Directions for this task »
Please count the lines in the listing below that contain the word "When" and reply with only that number.

☆ ☆ ☆

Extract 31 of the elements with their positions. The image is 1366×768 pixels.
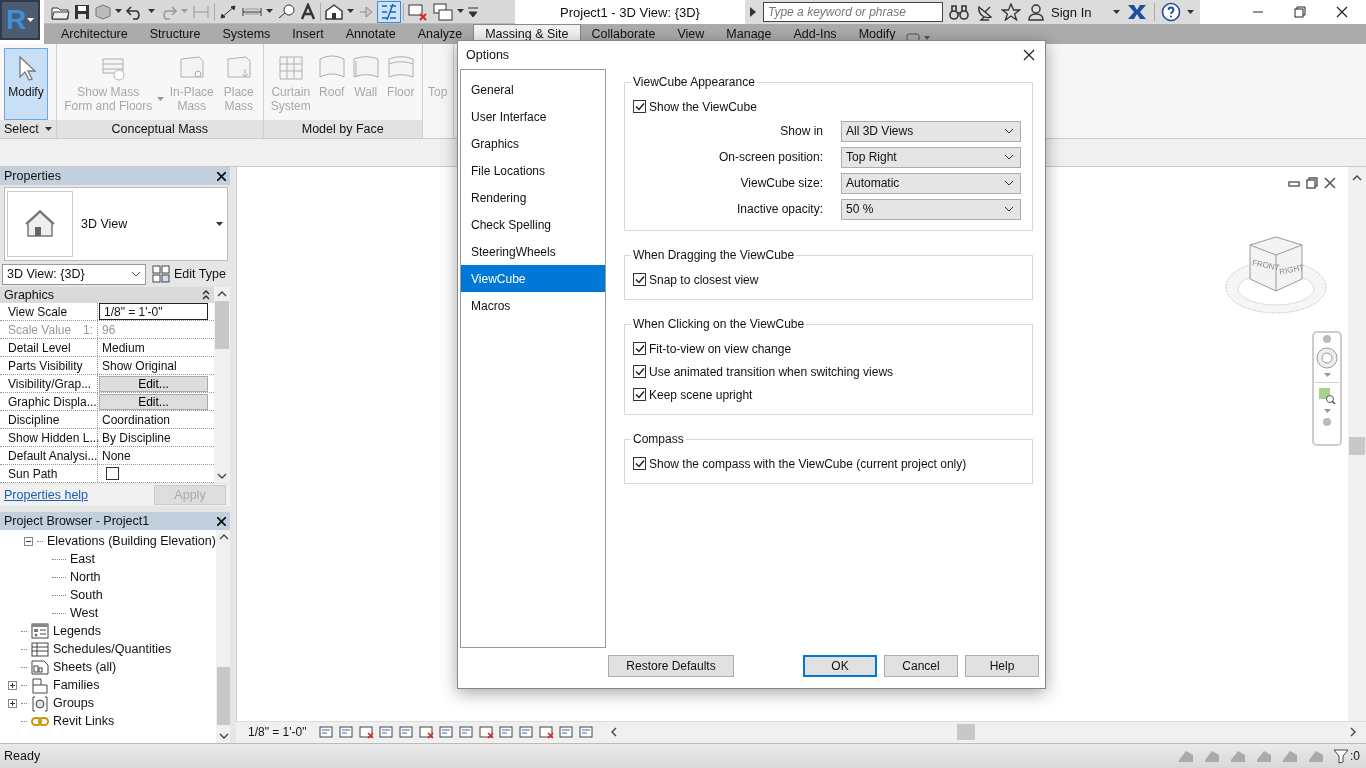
property-label: Discipline — [0, 411, 98, 428]
property-value: By Discipline — [101, 429, 172, 446]
property-label: Parts Visibility — [0, 357, 98, 374]
panel-title: Properties — [4, 169, 61, 183]
unit-label: 1: — [83, 322, 93, 337]
group-title: Compass — [632, 432, 685, 446]
property-label: Show Hidden L... — [0, 429, 98, 446]
property-value: Coordination — [101, 411, 172, 428]
panel-title: Model by Face — [263, 120, 422, 138]
property-value: Medium — [101, 339, 146, 356]
field-label: ViewCube size: — [739, 176, 823, 190]
group-title: When Clicking on the ViewCube — [632, 317, 806, 331]
field-label: Show in — [779, 124, 823, 138]
dialog-title: Options — [466, 48, 510, 62]
property-value: 96 — [101, 321, 117, 338]
field-label: On-screen position: — [717, 150, 823, 164]
property-label: View Scale — [0, 303, 98, 320]
group-title: When Dragging the ViewCube — [632, 248, 796, 262]
panel-title: Conceptual Mass — [56, 120, 263, 138]
group-header: Graphics — [4, 288, 55, 302]
property-value: Show Original — [101, 357, 178, 374]
property-value: None — [101, 447, 132, 464]
group-title: ViewCube Appearance — [632, 75, 756, 89]
status-text: Ready — [4, 749, 41, 763]
property-label: Scale Value — [8, 322, 72, 337]
property-label: Detail Level — [0, 339, 98, 356]
property-label: Default Analysi... — [0, 447, 98, 464]
window-title: Project1 - 3D View: {3D} — [559, 4, 701, 20]
property-label: Sun Path — [0, 465, 98, 482]
panel-title: Project Browser - Project1 — [4, 514, 150, 528]
field-label: Inactive opacity: — [735, 202, 823, 216]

☆ ☆ ☆

The completed task »
2